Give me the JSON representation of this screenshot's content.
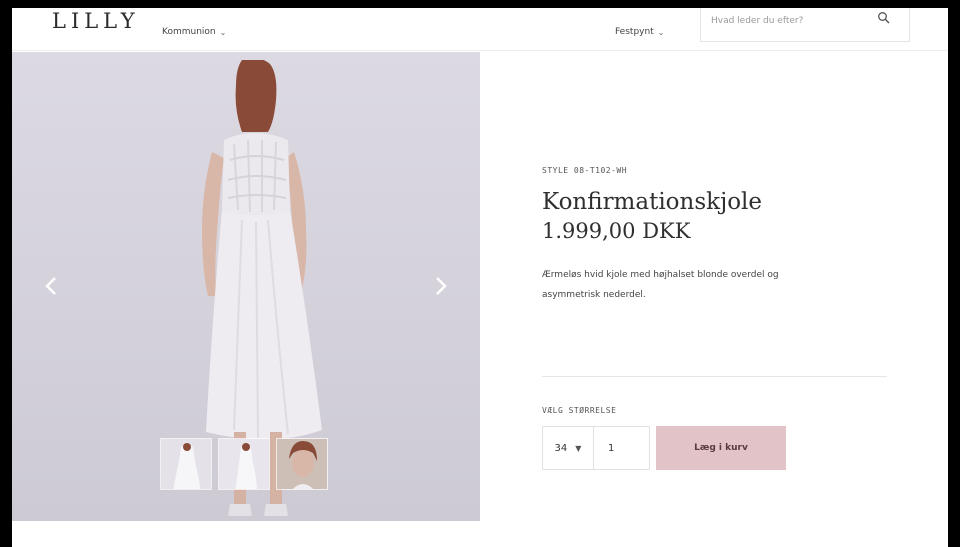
{
  "header": {
    "logo": "LILLY",
    "nav": [
      {
        "label": "Kommunion"
      },
      {
        "label": "Festpynt"
      }
    ],
    "search": {
      "placeholder": "Hvad leder du efter?"
    }
  },
  "gallery": {
    "thumbnails": [
      "thumbnail-front-view",
      "thumbnail-side-view",
      "thumbnail-detail-view"
    ]
  },
  "product": {
    "style_code": "STYLE 08-T102-WH",
    "title": "Konfirmationskjole",
    "price": "1.999,00 DKK",
    "description": "Ærmeløs hvid kjole med højhalset blonde overdel og asymmetrisk nederdel.",
    "size_label": "VÆLG STØRRELSE",
    "size_value": "34",
    "quantity": "1",
    "add_to_cart_label": "Læg i kurv"
  },
  "colors": {
    "accent_button": "#e2c3c8",
    "background_gallery": "#d4d1db"
  }
}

Set exercise:
Repeat the data exactly, without the pictures.

Written solution:
Give me the JSON representation of this screenshot's content.
{
  "header": {
    "logo": "LILLY",
    "nav": [
      {
        "label": "Kommunion"
      },
      {
        "label": "Festpynt"
      }
    ],
    "search": {
      "placeholder": "Hvad leder du efter?"
    }
  },
  "gallery": {
    "thumbnails": [
      "thumbnail-front-view",
      "thumbnail-side-view",
      "thumbnail-detail-view"
    ]
  },
  "product": {
    "style_code": "STYLE 08-T102-WH",
    "title": "Konfirmationskjole",
    "price": "1.999,00 DKK",
    "description": "Ærmeløs hvid kjole med højhalset blonde overdel og asymmetrisk nederdel.",
    "size_label": "VÆLG STØRRELSE",
    "size_value": "34",
    "quantity": "1",
    "add_to_cart_label": "Læg i kurv"
  },
  "colors": {
    "accent_button": "#e2c3c8",
    "background_gallery": "#d4d1db"
  }
}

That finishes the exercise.